-- Task --
Pick out all lines of the entries that include the word "xlabel" and copy them.

─── Entries shown ───

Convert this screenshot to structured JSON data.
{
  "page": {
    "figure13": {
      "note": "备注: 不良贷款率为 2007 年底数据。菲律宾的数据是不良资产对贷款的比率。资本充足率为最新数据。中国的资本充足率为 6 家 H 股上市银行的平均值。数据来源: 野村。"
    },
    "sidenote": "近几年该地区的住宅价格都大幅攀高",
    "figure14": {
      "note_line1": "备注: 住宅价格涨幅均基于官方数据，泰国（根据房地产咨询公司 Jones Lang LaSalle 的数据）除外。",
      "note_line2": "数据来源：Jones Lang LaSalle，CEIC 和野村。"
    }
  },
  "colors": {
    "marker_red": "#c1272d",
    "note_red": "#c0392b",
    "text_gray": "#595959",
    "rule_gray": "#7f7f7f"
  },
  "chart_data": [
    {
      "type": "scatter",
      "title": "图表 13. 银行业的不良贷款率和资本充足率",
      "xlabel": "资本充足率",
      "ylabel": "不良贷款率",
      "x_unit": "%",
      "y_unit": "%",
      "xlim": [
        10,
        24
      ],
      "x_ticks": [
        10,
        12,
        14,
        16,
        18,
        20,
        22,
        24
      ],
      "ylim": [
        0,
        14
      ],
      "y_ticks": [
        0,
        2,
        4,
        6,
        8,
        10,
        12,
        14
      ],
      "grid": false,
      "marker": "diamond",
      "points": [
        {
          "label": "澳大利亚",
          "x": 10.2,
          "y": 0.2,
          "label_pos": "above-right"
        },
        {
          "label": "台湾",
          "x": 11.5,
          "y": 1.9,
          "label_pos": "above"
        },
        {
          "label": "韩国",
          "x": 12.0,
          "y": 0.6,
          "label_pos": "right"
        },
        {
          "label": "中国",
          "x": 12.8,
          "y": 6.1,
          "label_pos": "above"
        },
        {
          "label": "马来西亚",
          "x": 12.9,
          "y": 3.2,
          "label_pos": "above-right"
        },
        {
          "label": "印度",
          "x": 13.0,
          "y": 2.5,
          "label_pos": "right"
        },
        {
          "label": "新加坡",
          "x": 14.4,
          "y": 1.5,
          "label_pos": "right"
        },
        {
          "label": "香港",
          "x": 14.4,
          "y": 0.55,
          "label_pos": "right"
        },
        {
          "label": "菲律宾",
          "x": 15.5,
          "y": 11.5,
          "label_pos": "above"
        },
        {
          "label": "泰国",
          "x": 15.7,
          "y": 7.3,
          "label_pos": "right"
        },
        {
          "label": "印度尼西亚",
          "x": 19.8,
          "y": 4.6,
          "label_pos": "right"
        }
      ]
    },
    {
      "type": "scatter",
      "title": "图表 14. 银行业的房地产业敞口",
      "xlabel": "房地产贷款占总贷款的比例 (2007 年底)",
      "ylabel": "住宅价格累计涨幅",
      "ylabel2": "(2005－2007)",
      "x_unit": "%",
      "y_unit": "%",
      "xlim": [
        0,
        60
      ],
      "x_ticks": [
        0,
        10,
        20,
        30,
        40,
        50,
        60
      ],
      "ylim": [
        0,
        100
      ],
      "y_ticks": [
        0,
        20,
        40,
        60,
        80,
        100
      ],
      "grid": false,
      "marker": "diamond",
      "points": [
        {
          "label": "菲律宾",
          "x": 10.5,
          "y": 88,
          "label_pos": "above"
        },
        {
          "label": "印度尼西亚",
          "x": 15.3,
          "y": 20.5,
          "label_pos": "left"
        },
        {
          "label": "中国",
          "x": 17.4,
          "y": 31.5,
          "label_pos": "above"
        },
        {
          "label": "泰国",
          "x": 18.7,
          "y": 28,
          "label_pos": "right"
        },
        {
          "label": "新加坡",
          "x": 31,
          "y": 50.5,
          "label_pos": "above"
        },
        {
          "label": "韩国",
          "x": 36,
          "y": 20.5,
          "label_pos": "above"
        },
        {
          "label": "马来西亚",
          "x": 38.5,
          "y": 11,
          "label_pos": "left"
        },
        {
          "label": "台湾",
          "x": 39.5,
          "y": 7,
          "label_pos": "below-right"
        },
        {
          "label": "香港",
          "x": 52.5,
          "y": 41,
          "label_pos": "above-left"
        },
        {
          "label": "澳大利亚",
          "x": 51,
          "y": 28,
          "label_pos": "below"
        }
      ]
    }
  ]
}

───

-- Answer to this task --
      "xlabel": "资本充足率",
      "xlabel": "房地产贷款占总贷款的比例 (2007 年底)",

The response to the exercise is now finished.